[BEGIN]
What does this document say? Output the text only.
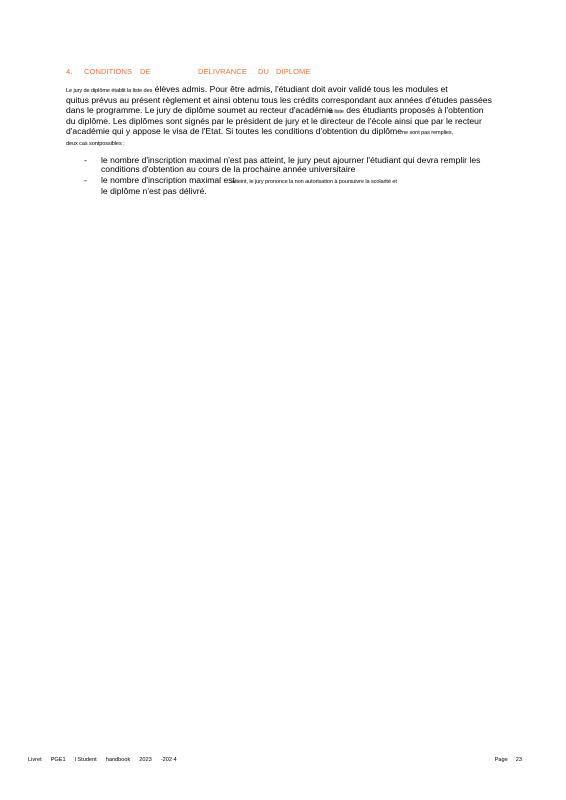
4. CONDITIONS DE	DELIVRANCE DU DIPLOME
Le jury de diplôme établit la liste des élèves admis. Pour être admis, l'étudiant doit avoir validé tous les modules et
quitus prévus au présent règlement et ainsi obtenu tous les crédits correspondant aux années d'études passées
dans le programme. Le jury de diplôme soumet au recteur d'académiela liste des étudiants proposés à l'obtention
du diplôme. Les diplômes sont signés par le président de jury et le directeur de l'école ainsi que par le recteur
d'académie qui y appose le visa de l'Etat. Si toutes les conditions d'obtention du diplômene sont pas remplies,
deux cas sontpossibles :
- le nombre d'inscription maximal n'est pas atteint, le jury peut ajourner l'étudiant qui devra remplir les
conditions d'obtention au cours de la prochaine année universitaire
- le nombre d'inscription maximal estatteint, le jury prononce la non autorisation à poursuivre la scolarité et
le diplôme n'est pas délivré.
Livret PGE1 l Student handbook 2023 -202 4	Page 23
[END]
### What the task asks
Write out the entries above word for word. Do not include the pictures.

### Solution for this problem
What does this document say? Output the text only.
4. CONDITIONS DE	DELIVRANCE DU DIPLOME
Le jury de diplôme établit la liste des élèves admis. Pour être admis, l'étudiant doit avoir validé tous les modules et
quitus prévus au présent règlement et ainsi obtenu tous les crédits correspondant aux années d'études passées
dans le programme. Le jury de diplôme soumet au recteur d'académiela liste des étudiants proposés à l'obtention
du diplôme. Les diplômes sont signés par le président de jury et le directeur de l'école ainsi que par le recteur
d'académie qui y appose le visa de l'Etat. Si toutes les conditions d'obtention du diplômene sont pas remplies,
deux cas sontpossibles :
- le nombre d'inscription maximal n'est pas atteint, le jury peut ajourner l'étudiant qui devra remplir les
conditions d'obtention au cours de la prochaine année universitaire
- le nombre d'inscription maximal estatteint, le jury prononce la non autorisation à poursuivre la scolarité et
le diplôme n'est pas délivré.
Livret PGE1 l Student handbook 2023 -202 4	Page 23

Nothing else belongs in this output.